Directions | Each entry below is to be duplicated verbatim.

══ Exercise input ══

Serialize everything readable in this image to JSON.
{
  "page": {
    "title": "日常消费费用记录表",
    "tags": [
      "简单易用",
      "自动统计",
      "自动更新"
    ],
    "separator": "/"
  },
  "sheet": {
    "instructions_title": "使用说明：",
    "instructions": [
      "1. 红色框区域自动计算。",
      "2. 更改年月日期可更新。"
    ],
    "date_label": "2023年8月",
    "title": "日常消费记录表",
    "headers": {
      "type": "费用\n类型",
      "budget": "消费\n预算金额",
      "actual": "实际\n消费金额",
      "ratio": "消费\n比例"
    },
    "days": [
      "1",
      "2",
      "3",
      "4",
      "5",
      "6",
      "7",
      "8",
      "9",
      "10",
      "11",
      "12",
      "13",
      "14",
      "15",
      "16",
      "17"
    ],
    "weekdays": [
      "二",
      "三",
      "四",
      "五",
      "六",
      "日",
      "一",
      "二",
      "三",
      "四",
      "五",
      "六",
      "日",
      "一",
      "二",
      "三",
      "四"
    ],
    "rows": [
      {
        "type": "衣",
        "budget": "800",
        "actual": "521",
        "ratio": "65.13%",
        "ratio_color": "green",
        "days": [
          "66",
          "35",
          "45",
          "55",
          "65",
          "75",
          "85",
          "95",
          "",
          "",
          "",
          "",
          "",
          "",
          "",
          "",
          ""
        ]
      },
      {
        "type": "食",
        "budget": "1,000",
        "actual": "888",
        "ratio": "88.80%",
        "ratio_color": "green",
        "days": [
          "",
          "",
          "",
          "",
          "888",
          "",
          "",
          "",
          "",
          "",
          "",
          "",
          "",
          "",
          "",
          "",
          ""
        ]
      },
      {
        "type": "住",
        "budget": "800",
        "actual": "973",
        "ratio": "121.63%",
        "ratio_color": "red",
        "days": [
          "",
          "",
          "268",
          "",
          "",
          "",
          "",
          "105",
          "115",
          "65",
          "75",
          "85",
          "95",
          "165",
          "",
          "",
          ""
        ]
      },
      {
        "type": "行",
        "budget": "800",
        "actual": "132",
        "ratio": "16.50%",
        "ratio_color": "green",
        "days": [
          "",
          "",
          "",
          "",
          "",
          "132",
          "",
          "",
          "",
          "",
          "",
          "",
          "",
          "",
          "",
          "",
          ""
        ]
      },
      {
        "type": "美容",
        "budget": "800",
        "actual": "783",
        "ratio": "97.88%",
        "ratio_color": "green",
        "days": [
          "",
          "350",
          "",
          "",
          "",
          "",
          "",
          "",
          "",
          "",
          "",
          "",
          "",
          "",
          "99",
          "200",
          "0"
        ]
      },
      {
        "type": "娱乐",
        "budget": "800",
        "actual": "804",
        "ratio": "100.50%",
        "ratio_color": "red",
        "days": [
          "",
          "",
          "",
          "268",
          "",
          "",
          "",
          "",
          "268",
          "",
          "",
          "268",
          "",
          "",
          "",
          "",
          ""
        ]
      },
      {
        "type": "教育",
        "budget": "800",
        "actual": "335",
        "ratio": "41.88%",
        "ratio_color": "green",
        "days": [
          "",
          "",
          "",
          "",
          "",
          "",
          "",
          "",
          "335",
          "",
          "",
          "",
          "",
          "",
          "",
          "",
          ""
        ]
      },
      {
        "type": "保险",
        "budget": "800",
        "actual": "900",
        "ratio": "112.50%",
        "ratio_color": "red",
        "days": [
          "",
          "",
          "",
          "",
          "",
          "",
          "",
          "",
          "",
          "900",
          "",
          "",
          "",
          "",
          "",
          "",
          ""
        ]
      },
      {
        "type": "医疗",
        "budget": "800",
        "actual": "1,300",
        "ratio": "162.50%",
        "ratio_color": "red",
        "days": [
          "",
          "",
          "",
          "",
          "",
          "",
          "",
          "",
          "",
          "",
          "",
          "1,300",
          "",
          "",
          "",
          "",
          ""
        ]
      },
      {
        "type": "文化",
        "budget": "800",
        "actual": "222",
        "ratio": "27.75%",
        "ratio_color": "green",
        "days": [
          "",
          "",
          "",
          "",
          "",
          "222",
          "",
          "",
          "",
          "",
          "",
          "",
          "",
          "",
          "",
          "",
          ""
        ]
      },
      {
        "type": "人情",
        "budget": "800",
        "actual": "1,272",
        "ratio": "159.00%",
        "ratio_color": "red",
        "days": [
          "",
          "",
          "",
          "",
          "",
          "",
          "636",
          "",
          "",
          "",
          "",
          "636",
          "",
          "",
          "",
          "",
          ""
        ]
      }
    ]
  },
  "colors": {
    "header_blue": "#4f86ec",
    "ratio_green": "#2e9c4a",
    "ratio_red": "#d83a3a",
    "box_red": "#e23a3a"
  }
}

═══

Solution |
Serialize everything readable in this image to JSON.
{
  "page": {
    "title": "日常消费费用记录表",
    "tags": [
      "简单易用",
      "自动统计",
      "自动更新"
    ],
    "separator": "/"
  },
  "sheet": {
    "instructions_title": "使用说明：",
    "instructions": [
      "1. 红色框区域自动计算。",
      "2. 更改年月日期可更新。"
    ],
    "date_label": "2023年8月",
    "title": "日常消费记录表",
    "headers": {
      "type": "费用\n类型",
      "budget": "消费\n预算金额",
      "actual": "实际\n消费金额",
      "ratio": "消费\n比例"
    },
    "days": [
      "1",
      "2",
      "3",
      "4",
      "5",
      "6",
      "7",
      "8",
      "9",
      "10",
      "11",
      "12",
      "13",
      "14",
      "15",
      "16",
      "17"
    ],
    "weekdays": [
      "二",
      "三",
      "四",
      "五",
      "六",
      "日",
      "一",
      "二",
      "三",
      "四",
      "五",
      "六",
      "日",
      "一",
      "二",
      "三",
      "四"
    ],
    "rows": [
      {
        "type": "衣",
        "budget": "800",
        "actual": "521",
        "ratio": "65.13%",
        "ratio_color": "green",
        "days": [
          "66",
          "35",
          "45",
          "55",
          "65",
          "75",
          "85",
          "95",
          "",
          "",
          "",
          "",
          "",
          "",
          "",
          "",
          ""
        ]
      },
      {
        "type": "食",
        "budget": "1,000",
        "actual": "888",
        "ratio": "88.80%",
        "ratio_color": "green",
        "days": [
          "",
          "",
          "",
          "",
          "888",
          "",
          "",
          "",
          "",
          "",
          "",
          "",
          "",
          "",
          "",
          "",
          ""
        ]
      },
      {
        "type": "住",
        "budget": "800",
        "actual": "973",
        "ratio": "121.63%",
        "ratio_color": "red",
        "days": [
          "",
          "",
          "268",
          "",
          "",
          "",
          "",
          "105",
          "115",
          "65",
          "75",
          "85",
          "95",
          "165",
          "",
          "",
          ""
        ]
      },
      {
        "type": "行",
        "budget": "800",
        "actual": "132",
        "ratio": "16.50%",
        "ratio_color": "green",
        "days": [
          "",
          "",
          "",
          "",
          "",
          "132",
          "",
          "",
          "",
          "",
          "",
          "",
          "",
          "",
          "",
          "",
          ""
        ]
      },
      {
        "type": "美容",
        "budget": "800",
        "actual": "783",
        "ratio": "97.88%",
        "ratio_color": "green",
        "days": [
          "",
          "350",
          "",
          "",
          "",
          "",
          "",
          "",
          "",
          "",
          "",
          "",
          "",
          "",
          "99",
          "200",
          "0"
        ]
      },
      {
        "type": "娱乐",
        "budget": "800",
        "actual": "804",
        "ratio": "100.50%",
        "ratio_color": "red",
        "days": [
          "",
          "",
          "",
          "268",
          "",
          "",
          "",
          "",
          "268",
          "",
          "",
          "268",
          "",
          "",
          "",
          "",
          ""
        ]
      },
      {
        "type": "教育",
        "budget": "800",
        "actual": "335",
        "ratio": "41.88%",
        "ratio_color": "green",
        "days": [
          "",
          "",
          "",
          "",
          "",
          "",
          "",
          "",
          "335",
          "",
          "",
          "",
          "",
          "",
          "",
          "",
          ""
        ]
      },
      {
        "type": "保险",
        "budget": "800",
        "actual": "900",
        "ratio": "112.50%",
        "ratio_color": "red",
        "days": [
          "",
          "",
          "",
          "",
          "",
          "",
          "",
          "",
          "",
          "900",
          "",
          "",
          "",
          "",
          "",
          "",
          ""
        ]
      },
      {
        "type": "医疗",
        "budget": "800",
        "actual": "1,300",
        "ratio": "162.50%",
        "ratio_color": "red",
        "days": [
          "",
          "",
          "",
          "",
          "",
          "",
          "",
          "",
          "",
          "",
          "",
          "1,300",
          "",
          "",
          "",
          "",
          ""
        ]
      },
      {
        "type": "文化",
        "budget": "800",
        "actual": "222",
        "ratio": "27.75%",
        "ratio_color": "green",
        "days": [
          "",
          "",
          "",
          "",
          "",
          "222",
          "",
          "",
          "",
          "",
          "",
          "",
          "",
          "",
          "",
          "",
          ""
        ]
      },
      {
        "type": "人情",
        "budget": "800",
        "actual": "1,272",
        "ratio": "159.00%",
        "ratio_color": "red",
        "days": [
          "",
          "",
          "",
          "",
          "",
          "",
          "636",
          "",
          "",
          "",
          "",
          "636",
          "",
          "",
          "",
          "",
          ""
        ]
      }
    ]
  },
  "colors": {
    "header_blue": "#4f86ec",
    "ratio_green": "#2e9c4a",
    "ratio_red": "#d83a3a",
    "box_red": "#e23a3a"
  }
}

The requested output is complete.